BEGIN Dataset rows

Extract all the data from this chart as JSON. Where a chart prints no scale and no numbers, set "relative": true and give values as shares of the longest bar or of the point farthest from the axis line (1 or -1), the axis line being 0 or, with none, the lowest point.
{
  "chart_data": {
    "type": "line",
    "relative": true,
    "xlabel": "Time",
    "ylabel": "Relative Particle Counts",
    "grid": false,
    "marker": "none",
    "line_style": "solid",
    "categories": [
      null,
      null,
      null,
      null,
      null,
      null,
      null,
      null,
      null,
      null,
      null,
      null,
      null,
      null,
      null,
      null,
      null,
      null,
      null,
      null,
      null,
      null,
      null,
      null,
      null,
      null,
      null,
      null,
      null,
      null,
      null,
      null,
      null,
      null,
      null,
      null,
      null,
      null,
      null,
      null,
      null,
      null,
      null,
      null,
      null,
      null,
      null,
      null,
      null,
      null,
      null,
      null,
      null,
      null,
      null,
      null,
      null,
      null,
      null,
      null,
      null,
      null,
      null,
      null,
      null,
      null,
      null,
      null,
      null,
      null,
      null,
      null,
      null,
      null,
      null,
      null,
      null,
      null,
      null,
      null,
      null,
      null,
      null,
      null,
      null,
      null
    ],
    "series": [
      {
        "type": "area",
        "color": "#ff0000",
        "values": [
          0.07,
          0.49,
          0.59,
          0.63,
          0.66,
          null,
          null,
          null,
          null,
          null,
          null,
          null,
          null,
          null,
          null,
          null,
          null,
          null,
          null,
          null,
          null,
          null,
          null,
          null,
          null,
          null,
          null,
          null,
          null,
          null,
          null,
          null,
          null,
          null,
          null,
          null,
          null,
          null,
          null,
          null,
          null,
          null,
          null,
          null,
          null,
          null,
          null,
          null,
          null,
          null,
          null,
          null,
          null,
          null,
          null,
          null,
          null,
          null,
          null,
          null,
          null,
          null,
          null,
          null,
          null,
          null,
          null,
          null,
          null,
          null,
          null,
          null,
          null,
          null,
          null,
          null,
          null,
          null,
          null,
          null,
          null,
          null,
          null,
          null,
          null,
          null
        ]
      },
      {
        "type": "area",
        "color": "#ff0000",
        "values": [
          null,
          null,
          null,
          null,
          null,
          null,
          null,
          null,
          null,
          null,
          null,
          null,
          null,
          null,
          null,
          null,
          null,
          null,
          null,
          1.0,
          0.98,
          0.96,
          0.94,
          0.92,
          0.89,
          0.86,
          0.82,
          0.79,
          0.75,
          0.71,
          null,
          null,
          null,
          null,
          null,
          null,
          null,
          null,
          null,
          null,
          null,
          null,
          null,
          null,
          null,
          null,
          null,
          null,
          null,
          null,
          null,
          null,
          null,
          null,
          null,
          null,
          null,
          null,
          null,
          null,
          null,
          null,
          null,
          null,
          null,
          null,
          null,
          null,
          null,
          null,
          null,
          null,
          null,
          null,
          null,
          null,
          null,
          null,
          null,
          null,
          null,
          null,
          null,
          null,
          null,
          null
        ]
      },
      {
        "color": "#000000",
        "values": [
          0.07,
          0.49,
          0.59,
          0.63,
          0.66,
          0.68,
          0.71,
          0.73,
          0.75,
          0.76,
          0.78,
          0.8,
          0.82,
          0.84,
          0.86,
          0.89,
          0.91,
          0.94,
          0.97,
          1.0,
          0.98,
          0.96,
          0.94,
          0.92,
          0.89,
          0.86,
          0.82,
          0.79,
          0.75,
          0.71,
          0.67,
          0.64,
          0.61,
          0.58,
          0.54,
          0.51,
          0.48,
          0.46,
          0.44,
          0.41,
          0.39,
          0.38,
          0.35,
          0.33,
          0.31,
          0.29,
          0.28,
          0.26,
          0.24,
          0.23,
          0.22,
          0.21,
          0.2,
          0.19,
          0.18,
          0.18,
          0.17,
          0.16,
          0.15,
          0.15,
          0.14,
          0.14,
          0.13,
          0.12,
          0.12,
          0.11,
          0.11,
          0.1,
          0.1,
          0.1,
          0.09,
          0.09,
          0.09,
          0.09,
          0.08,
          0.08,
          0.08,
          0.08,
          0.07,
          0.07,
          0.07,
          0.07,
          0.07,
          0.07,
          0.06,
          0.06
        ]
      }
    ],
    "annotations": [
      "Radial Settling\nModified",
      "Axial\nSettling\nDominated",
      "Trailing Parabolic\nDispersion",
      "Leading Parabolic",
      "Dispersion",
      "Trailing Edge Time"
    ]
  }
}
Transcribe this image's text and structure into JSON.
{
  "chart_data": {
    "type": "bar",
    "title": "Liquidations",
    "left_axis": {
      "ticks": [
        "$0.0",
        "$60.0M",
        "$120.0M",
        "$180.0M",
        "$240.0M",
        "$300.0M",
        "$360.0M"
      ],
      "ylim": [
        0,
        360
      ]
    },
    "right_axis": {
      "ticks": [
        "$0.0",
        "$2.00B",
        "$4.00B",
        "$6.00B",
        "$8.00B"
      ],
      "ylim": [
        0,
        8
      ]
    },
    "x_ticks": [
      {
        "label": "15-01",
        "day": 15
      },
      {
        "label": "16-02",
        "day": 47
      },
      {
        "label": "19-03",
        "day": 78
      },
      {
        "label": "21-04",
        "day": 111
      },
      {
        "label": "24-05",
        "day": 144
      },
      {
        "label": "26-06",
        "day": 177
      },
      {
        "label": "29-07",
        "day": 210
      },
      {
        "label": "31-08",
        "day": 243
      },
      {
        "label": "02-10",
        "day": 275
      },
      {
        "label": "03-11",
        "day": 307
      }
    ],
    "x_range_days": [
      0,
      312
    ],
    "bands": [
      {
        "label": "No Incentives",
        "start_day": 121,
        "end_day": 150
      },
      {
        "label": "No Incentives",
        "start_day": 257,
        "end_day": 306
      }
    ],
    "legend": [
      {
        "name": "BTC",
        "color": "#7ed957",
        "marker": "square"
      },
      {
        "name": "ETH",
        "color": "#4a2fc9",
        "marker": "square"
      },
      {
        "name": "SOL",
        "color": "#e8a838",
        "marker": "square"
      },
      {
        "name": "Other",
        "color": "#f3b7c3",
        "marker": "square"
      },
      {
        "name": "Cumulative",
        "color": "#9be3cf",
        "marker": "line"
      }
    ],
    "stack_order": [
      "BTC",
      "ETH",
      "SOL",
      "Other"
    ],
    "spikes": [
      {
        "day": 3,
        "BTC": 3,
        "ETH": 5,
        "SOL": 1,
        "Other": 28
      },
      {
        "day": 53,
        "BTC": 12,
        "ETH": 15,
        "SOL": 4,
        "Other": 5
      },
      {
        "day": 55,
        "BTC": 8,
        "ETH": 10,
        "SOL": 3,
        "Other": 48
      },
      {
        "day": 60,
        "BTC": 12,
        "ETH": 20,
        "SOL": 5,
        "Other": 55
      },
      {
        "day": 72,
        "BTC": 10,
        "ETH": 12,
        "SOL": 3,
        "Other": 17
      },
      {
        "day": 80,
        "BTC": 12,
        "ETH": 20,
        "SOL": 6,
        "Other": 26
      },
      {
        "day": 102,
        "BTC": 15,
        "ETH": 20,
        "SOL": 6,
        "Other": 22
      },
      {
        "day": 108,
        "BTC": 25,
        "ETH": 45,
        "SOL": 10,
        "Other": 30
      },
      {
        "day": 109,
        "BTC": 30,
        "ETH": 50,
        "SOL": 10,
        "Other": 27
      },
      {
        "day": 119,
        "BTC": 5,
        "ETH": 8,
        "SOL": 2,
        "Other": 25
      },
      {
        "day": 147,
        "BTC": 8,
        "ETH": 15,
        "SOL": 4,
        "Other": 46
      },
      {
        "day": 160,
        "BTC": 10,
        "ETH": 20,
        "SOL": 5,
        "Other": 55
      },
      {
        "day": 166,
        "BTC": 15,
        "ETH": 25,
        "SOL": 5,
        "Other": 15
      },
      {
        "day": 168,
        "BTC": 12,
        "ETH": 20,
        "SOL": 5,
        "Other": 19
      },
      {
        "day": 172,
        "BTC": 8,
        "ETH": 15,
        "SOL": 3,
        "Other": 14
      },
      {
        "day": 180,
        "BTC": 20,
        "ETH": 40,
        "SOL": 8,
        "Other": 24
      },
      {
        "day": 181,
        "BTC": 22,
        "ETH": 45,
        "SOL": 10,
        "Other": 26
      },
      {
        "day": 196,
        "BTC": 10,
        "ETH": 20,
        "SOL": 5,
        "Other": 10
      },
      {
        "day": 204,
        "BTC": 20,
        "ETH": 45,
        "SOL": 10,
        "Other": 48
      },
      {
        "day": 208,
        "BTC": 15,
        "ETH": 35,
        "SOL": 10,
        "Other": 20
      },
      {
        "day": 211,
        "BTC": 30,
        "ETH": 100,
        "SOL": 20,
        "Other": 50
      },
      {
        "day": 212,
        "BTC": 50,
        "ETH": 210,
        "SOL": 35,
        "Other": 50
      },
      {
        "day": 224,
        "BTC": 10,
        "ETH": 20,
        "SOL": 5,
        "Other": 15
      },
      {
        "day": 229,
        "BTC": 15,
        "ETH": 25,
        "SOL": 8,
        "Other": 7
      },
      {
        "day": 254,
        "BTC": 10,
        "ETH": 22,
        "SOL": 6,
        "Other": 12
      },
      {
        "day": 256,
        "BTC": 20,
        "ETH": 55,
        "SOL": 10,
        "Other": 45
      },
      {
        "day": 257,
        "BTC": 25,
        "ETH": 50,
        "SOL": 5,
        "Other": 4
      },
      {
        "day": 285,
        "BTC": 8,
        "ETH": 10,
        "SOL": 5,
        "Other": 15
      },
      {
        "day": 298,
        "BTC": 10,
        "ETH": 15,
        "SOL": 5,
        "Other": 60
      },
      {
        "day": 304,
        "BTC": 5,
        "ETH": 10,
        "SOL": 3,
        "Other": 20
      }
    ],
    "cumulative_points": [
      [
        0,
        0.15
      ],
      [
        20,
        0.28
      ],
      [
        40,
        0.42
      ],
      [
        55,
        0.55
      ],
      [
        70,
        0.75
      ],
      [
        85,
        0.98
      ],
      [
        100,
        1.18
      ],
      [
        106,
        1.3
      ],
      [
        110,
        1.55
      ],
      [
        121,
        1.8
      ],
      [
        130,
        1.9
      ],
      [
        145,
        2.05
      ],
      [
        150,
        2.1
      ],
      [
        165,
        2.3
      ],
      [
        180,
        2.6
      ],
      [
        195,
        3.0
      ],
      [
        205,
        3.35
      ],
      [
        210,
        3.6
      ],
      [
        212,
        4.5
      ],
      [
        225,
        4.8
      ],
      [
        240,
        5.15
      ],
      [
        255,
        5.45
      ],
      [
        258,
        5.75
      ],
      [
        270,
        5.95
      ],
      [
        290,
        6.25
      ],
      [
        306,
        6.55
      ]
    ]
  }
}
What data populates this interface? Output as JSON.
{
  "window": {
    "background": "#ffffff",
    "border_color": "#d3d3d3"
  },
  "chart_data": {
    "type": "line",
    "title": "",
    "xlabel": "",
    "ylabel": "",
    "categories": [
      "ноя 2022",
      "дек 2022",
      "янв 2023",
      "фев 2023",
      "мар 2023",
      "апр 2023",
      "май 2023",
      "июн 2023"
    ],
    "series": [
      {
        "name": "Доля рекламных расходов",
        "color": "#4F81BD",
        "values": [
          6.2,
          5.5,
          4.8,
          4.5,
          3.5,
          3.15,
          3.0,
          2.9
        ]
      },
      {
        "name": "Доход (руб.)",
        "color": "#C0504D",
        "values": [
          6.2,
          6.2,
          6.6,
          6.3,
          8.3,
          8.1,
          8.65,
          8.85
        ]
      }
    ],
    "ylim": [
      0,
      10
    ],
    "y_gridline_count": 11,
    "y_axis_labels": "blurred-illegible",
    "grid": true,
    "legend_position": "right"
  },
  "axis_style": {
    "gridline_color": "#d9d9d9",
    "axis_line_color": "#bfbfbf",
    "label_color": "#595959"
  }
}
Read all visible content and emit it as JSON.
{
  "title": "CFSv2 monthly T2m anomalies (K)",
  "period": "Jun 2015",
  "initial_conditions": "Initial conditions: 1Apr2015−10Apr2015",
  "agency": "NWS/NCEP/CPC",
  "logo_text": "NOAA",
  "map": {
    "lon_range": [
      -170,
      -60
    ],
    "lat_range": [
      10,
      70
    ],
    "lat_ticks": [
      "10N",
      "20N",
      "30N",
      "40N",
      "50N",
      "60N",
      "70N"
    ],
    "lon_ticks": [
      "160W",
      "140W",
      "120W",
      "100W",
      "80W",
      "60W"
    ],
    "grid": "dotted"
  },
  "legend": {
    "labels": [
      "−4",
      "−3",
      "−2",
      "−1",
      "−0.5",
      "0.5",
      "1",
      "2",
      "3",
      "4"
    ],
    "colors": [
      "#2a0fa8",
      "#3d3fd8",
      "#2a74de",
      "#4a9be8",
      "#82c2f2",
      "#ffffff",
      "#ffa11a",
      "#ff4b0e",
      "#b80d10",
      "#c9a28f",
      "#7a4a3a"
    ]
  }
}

END Dataset rows

Objective.
Copy each line of the data that contains the word "title".

Output.
    "title": "Liquidations",
    "title": "",
  "title": "CFSv2 monthly T2m anomalies (K)",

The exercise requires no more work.